**Direction:** Gather all lines in the entries below that include the word "بخاری".

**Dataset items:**
-.-.-

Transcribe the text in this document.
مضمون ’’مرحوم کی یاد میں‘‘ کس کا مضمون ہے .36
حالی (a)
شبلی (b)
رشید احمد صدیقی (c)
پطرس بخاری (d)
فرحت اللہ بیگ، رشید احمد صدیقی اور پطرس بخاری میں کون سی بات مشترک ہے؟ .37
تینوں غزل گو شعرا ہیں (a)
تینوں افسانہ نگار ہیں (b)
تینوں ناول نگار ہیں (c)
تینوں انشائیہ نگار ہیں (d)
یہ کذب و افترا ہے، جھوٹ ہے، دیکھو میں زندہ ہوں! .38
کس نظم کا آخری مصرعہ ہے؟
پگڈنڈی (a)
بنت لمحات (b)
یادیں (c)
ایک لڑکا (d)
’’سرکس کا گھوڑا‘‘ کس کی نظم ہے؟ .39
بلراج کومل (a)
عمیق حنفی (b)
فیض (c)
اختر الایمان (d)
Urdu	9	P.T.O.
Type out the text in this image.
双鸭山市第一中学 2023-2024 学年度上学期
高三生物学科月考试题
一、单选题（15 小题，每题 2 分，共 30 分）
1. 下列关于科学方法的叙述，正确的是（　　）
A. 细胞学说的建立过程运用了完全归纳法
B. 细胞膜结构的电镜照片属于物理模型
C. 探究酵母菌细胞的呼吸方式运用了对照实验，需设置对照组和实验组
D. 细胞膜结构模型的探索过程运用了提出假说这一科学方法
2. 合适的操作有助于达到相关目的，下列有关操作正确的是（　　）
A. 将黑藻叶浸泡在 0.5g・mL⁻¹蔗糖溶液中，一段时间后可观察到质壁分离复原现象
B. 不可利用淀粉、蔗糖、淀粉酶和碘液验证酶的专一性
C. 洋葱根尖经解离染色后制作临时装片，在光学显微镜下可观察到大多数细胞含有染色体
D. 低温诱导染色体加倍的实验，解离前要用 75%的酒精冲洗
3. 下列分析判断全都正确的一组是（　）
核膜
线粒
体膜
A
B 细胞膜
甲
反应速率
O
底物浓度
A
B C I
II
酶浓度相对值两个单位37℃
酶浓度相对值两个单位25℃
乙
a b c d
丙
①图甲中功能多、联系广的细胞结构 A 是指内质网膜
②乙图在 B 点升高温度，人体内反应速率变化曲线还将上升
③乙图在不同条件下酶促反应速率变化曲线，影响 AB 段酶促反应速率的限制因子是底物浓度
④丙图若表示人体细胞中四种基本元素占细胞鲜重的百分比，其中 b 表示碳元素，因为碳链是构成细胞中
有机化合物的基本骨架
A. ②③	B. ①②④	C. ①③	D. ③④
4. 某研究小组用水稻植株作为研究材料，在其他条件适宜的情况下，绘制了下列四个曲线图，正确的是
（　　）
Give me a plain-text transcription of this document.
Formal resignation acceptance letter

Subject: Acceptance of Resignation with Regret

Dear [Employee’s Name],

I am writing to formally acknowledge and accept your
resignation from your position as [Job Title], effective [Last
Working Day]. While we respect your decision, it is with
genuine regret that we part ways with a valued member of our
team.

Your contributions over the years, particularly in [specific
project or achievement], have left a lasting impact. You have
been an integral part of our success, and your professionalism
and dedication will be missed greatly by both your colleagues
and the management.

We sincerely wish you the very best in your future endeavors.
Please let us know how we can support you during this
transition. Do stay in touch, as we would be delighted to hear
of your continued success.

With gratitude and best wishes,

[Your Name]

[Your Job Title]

-.-.-

**Response:**
پطرس بخاری (d)
فرحت اللہ بیگ، رشید احمد صدیقی اور پطرس بخاری میں کون سی بات مشترک ہے؟ .37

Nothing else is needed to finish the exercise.